_DATA EXTRACT_
+---+
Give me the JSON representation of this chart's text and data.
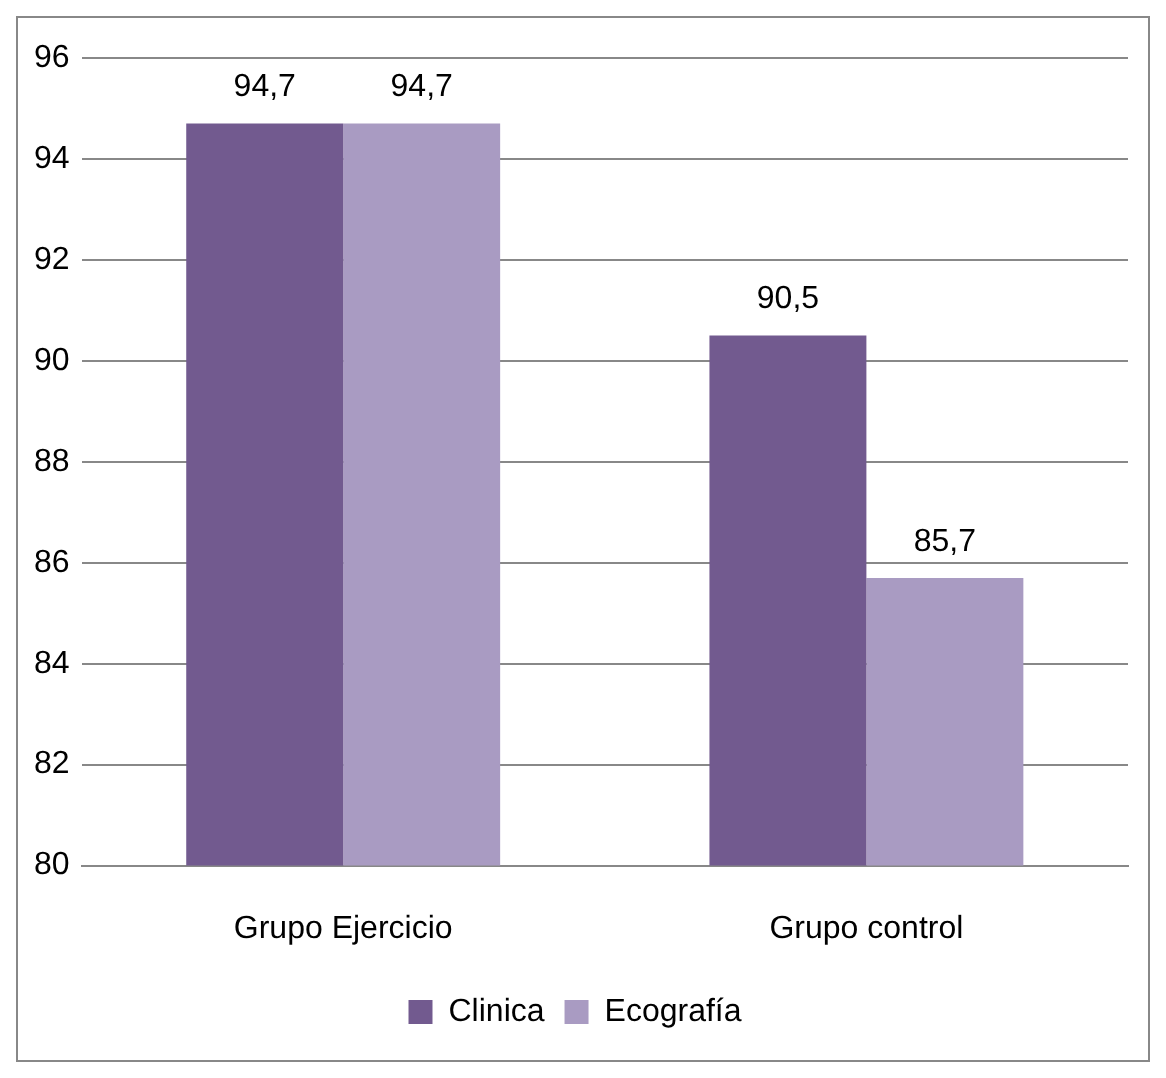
{
  "chart_data": {
    "type": "bar",
    "categories": [
      "Grupo Ejercicio",
      "Grupo control"
    ],
    "series": [
      {
        "name": "Clinica",
        "color": "#725a8f",
        "values": [
          94.7,
          90.5
        ],
        "value_labels": [
          "94,7",
          "90,5"
        ]
      },
      {
        "name": "Ecografía",
        "color": "#a99bc2",
        "values": [
          94.7,
          85.7
        ],
        "value_labels": [
          "94,7",
          "85,7"
        ]
      }
    ],
    "ylim": [
      80,
      96
    ],
    "yticks": [
      80,
      82,
      84,
      86,
      88,
      90,
      92,
      94,
      96
    ],
    "grid": "y",
    "legend": "bottom"
  }
}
+---+
Reproduce all entries without any change, and omit the pictures.

Give me the JSON representation of this chart's text and data.
{
  "chart_data": {
    "type": "bar",
    "categories": [
      "Grupo Ejercicio",
      "Grupo control"
    ],
    "series": [
      {
        "name": "Clinica",
        "color": "#725a8f",
        "values": [
          94.7,
          90.5
        ],
        "value_labels": [
          "94,7",
          "90,5"
        ]
      },
      {
        "name": "Ecografía",
        "color": "#a99bc2",
        "values": [
          94.7,
          85.7
        ],
        "value_labels": [
          "94,7",
          "85,7"
        ]
      }
    ],
    "ylim": [
      80,
      96
    ],
    "yticks": [
      80,
      82,
      84,
      86,
      88,
      90,
      92,
      94,
      96
    ],
    "grid": "y",
    "legend": "bottom"
  }
}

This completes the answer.